++++ Given data ++++
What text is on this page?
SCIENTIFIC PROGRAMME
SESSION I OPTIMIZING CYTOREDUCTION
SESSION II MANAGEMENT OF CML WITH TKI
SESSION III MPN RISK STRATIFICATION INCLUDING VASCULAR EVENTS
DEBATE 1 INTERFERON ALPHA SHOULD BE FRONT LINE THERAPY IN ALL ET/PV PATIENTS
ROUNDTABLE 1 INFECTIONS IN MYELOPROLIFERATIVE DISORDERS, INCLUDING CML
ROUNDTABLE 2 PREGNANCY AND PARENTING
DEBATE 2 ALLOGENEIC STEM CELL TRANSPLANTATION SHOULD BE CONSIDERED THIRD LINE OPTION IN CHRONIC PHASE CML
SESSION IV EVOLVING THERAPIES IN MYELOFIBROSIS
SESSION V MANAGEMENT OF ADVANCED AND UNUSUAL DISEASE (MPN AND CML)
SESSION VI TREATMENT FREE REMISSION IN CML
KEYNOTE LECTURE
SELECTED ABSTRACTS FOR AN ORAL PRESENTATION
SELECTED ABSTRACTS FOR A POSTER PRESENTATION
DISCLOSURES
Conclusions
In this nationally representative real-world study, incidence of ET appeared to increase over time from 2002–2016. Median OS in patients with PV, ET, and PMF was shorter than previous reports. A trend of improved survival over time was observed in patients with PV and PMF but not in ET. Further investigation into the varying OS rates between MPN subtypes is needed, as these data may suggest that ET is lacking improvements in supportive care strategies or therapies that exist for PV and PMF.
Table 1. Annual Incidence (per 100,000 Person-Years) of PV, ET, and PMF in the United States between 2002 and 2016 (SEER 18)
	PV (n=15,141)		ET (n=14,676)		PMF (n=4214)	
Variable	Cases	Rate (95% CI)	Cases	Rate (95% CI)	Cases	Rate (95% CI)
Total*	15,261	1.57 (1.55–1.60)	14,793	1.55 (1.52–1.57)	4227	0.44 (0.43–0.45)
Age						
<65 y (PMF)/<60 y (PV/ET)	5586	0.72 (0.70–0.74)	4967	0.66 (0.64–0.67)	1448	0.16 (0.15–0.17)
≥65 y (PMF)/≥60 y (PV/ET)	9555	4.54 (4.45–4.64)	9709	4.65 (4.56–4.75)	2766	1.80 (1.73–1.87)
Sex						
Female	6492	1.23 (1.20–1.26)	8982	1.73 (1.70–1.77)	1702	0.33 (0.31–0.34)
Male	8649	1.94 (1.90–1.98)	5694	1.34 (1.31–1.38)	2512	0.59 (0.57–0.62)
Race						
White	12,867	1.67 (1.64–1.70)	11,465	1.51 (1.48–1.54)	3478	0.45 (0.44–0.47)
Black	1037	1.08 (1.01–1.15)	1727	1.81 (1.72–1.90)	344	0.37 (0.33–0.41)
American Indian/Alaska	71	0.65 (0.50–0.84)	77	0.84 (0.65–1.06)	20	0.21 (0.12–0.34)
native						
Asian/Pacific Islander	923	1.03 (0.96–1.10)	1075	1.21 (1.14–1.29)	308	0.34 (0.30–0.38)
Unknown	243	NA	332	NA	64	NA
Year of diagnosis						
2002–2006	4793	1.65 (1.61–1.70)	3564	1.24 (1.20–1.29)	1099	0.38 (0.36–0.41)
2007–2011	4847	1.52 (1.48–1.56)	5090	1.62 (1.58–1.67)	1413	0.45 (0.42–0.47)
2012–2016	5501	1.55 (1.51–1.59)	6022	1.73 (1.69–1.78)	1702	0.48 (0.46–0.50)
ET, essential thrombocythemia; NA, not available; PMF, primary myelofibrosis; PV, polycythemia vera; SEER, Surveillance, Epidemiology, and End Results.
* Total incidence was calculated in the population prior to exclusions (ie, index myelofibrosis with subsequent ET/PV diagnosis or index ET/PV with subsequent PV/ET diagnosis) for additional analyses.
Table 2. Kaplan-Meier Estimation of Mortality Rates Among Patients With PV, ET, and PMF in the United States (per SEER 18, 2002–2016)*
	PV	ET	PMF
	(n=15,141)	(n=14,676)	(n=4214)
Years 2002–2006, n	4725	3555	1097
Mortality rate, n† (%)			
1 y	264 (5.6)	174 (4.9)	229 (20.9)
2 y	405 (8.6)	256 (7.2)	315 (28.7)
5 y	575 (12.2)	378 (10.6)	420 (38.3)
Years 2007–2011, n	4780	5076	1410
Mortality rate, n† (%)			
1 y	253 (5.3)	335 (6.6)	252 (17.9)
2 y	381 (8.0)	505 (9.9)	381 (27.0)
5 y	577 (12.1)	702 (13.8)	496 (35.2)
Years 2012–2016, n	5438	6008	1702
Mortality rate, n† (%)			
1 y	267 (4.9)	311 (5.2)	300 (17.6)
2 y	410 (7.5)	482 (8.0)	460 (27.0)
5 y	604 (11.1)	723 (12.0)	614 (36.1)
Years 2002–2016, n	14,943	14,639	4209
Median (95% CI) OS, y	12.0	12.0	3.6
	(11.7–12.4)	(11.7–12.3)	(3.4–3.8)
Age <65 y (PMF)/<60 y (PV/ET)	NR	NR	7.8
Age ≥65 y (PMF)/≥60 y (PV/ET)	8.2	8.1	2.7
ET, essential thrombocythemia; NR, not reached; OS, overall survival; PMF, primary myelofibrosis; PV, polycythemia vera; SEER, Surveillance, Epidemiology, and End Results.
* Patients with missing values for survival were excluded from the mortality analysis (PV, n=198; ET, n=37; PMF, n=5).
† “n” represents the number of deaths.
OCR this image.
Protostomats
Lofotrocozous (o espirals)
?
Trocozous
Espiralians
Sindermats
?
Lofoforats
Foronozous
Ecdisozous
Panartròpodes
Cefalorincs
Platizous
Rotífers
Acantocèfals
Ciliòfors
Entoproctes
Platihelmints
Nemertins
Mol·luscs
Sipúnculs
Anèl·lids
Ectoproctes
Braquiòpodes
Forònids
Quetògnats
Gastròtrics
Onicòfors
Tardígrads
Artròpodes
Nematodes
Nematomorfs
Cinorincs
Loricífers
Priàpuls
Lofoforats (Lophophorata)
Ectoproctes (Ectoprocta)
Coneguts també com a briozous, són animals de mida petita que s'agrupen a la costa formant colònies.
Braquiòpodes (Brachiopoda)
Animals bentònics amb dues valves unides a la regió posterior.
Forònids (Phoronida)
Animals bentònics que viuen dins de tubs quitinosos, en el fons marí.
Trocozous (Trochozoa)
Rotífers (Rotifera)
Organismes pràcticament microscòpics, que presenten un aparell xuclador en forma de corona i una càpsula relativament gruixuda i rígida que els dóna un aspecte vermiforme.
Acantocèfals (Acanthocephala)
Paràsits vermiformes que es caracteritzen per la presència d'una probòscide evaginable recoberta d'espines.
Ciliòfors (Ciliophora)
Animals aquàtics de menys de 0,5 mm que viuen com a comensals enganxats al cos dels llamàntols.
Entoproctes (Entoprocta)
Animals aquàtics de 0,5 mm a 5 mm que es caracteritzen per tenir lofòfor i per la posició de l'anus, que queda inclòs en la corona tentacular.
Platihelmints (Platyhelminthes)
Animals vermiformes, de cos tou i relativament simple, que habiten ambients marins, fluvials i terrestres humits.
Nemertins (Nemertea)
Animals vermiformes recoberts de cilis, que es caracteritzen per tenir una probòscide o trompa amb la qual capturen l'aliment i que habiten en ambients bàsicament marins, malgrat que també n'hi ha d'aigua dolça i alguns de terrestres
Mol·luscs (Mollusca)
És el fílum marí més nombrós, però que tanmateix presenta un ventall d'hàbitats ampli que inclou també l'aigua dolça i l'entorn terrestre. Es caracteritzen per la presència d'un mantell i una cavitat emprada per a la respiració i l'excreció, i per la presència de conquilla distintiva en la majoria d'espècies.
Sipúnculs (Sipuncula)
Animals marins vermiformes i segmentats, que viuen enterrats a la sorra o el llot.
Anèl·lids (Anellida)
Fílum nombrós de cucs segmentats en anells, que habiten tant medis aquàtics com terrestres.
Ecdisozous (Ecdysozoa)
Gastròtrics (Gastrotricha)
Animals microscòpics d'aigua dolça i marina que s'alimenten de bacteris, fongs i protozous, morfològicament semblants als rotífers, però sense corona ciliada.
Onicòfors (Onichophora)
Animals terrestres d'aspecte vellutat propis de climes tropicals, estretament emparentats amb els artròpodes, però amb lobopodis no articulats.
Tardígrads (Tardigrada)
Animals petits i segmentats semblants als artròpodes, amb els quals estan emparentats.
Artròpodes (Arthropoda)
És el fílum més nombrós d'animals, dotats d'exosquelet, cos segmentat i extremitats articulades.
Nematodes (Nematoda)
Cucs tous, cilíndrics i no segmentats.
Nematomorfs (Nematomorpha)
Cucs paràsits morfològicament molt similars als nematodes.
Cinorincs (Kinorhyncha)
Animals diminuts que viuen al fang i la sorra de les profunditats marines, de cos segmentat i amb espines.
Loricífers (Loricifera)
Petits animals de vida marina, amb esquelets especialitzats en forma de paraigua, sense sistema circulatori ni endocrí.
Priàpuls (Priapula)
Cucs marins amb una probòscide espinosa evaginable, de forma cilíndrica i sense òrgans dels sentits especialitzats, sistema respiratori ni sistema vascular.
++++
Check each line of the listing for "MANAGEMENT", and copy the ones that hold it.

● **Exercise solution**
SESSION II MANAGEMENT OF CML WITH TKI
SESSION V MANAGEMENT OF ADVANCED AND UNUSUAL DISEASE (MPN AND CML)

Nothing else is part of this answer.